* _EXCERPT TO READ_:
[Start of section]

Read, Read, Read!!!

by Kelsey Norwood

in Education, Media, & Literacy

Reading is, in my opinion, one of life’s luxuries. Unfortunately, in recent years I haven’t been able to read as much as I would like.  However, reading is still important for me as an adult and even more important in the development and maturation of children. Reading books helps children develop an imagination, learn to handle difficult situations, observe good and bad behaviors, learn creativity etc.

Reading with children of all ages is a wonderful thing for a parent to do because children understand and feel love through actions. If you ask a child how he knows that his mom loves him, he will say he knows his mother loves him because she plays with him, she makes his lunch, she takes him to soccer practice, she reads to him, she bakes him cookies, etc. Ask your child and see what he or she says. A child understands love through the time that we spend with them and the sacrifices we make for them. Verbal expressions of love are not as easy to understand for children, although the verbal expression of love is very important. To a child, reading with a parent creates a sense of belonging, security, and love. Being together doing something you both are enjoying is the best way to develop a relationship of love, trust, and friendship.

Another benefit to reading with children is obviously academic. Children need to be read to at home because they will never get enough attention and help at school. Schools are far to overcrowded and busy for each child to learn everything they need to know at school. Parents must be involved with the education of their children, especially reading because it is so fundamental to everything else we do throughout our lives. I suggest being very familiar with your child’s teachers, especially at the grade school level. Go to your child’s teacher, pick up the books that they are working on in class, and bring them home to work on reading them together. You will always be more interested in the education of your child than his teacher because your child belongs to you. Get in the habit of reading every day together. Take turns reading so you can hear if your child is struggling and so your child can hear the sound of words being read correctly.

[End of section]

* _RECORD EXCERPTS_:
[Start of section]

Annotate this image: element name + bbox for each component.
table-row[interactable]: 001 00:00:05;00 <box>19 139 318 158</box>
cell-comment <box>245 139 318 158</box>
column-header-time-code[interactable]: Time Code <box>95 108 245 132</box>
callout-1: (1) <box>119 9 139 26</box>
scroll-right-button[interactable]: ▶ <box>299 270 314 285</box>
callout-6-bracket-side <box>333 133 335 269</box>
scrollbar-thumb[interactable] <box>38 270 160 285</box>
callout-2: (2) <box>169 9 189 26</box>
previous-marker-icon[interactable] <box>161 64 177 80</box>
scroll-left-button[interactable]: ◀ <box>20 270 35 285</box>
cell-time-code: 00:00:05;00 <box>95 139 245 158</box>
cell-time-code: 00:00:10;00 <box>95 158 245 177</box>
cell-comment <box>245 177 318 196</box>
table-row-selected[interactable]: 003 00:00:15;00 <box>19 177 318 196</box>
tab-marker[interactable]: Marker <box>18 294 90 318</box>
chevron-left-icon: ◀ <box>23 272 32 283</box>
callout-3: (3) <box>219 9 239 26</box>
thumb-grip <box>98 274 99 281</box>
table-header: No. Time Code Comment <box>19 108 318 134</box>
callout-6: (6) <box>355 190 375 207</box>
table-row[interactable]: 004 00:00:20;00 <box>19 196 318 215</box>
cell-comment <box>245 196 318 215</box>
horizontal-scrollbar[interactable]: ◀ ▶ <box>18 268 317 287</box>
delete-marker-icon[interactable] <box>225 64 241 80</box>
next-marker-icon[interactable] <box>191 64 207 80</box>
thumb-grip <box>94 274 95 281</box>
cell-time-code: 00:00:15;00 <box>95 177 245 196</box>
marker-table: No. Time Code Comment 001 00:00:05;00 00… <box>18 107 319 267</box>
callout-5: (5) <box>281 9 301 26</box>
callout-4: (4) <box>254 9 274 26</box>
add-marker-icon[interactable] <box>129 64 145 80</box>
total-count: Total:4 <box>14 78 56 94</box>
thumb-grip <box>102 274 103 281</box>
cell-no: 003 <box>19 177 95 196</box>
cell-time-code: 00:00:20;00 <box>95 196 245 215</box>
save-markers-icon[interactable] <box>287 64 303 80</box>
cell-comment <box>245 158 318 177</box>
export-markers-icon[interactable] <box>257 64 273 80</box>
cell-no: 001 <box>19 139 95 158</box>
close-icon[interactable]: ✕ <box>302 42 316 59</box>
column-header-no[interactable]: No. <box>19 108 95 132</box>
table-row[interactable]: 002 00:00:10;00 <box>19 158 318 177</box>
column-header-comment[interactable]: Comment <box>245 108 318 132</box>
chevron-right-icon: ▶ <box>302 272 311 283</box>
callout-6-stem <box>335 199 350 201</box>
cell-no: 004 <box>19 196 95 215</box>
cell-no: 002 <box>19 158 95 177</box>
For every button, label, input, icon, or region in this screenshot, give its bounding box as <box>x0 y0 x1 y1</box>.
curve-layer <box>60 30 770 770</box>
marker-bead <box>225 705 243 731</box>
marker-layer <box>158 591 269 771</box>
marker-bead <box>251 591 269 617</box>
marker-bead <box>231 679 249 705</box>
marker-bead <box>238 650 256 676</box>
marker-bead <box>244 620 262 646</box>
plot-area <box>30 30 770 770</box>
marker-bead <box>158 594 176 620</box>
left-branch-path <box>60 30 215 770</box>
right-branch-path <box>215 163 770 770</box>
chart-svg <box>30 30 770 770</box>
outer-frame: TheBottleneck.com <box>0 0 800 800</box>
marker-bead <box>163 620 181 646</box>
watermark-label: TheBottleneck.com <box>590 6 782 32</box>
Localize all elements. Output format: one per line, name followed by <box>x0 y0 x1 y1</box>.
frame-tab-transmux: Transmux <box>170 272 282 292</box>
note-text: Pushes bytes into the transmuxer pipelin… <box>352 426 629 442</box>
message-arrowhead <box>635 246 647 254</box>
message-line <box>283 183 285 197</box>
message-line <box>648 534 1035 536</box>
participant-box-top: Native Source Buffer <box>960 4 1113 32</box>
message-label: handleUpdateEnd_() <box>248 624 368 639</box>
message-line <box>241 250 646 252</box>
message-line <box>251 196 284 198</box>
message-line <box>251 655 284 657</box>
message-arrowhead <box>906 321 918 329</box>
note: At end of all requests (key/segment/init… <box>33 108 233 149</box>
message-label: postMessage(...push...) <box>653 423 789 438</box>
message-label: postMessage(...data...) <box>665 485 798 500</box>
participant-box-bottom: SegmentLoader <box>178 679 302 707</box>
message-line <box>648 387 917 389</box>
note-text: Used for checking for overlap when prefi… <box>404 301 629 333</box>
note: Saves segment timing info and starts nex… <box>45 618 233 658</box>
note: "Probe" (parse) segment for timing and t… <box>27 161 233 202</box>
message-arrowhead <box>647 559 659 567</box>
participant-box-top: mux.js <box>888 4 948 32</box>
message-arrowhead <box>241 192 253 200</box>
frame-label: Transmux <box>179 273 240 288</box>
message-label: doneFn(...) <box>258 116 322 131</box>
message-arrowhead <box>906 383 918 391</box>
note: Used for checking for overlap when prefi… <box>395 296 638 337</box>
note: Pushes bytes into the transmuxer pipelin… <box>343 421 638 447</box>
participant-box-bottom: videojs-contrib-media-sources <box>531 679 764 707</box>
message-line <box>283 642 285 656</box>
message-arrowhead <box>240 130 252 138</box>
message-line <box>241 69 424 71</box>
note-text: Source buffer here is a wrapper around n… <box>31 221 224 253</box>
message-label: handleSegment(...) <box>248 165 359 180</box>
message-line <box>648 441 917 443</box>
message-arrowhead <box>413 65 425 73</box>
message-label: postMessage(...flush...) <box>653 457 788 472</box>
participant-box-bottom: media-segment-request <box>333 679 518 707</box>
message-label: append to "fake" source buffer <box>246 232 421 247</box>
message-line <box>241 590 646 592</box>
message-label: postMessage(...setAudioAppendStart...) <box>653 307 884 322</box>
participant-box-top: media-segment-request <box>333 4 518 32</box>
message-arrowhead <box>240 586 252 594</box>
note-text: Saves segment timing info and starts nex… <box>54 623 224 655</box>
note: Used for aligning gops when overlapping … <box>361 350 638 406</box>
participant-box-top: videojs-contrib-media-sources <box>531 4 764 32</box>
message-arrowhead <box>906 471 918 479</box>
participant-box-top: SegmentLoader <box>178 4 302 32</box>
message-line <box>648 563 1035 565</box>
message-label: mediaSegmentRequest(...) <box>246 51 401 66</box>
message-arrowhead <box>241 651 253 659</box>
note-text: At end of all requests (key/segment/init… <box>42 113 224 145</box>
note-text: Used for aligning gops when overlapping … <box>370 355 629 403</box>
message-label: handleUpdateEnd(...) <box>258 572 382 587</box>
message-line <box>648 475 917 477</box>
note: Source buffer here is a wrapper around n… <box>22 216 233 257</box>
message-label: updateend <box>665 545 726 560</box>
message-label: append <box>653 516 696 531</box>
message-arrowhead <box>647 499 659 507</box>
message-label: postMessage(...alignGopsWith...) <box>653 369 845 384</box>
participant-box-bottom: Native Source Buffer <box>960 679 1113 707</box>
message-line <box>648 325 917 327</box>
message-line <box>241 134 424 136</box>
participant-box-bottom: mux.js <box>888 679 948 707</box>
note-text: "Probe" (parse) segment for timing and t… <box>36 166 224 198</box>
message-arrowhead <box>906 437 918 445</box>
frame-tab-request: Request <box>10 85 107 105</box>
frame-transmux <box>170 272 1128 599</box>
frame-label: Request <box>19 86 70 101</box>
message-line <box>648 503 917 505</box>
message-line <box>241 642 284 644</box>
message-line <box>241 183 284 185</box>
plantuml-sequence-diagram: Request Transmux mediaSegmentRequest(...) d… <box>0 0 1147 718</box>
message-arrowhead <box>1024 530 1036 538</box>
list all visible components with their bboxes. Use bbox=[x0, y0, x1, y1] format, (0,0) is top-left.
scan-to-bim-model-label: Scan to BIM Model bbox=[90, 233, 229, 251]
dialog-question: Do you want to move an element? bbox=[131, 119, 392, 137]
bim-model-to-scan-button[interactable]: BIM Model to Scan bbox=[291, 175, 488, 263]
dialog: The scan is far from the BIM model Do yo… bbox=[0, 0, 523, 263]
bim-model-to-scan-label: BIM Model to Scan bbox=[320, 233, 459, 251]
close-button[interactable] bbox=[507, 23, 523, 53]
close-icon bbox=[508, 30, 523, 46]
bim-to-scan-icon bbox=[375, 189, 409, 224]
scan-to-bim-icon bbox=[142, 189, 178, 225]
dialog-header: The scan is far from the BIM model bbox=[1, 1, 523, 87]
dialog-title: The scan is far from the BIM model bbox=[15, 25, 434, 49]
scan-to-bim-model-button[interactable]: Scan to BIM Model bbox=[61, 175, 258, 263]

[End of section]

* _EXERCISE DETAILS_: Please write out the part of the reading article starting at "in Education, Media, &" and ending at "learn creativity etc.". Work from the reading article alone, not the material.

* _SOLUTION TO THIS PROBLEM_:
in Education, Media, & Literacy

Reading is, in my opinion, one of life’s luxuries. Unfortunately, in recent years I haven’t been able to read as much as I would like.  However, reading is still important for me as an adult and even more important in the development and maturation of children. Reading books helps children develop an imagination, learn to handle difficult situations, observe good and bad behaviors, learn creativity etc.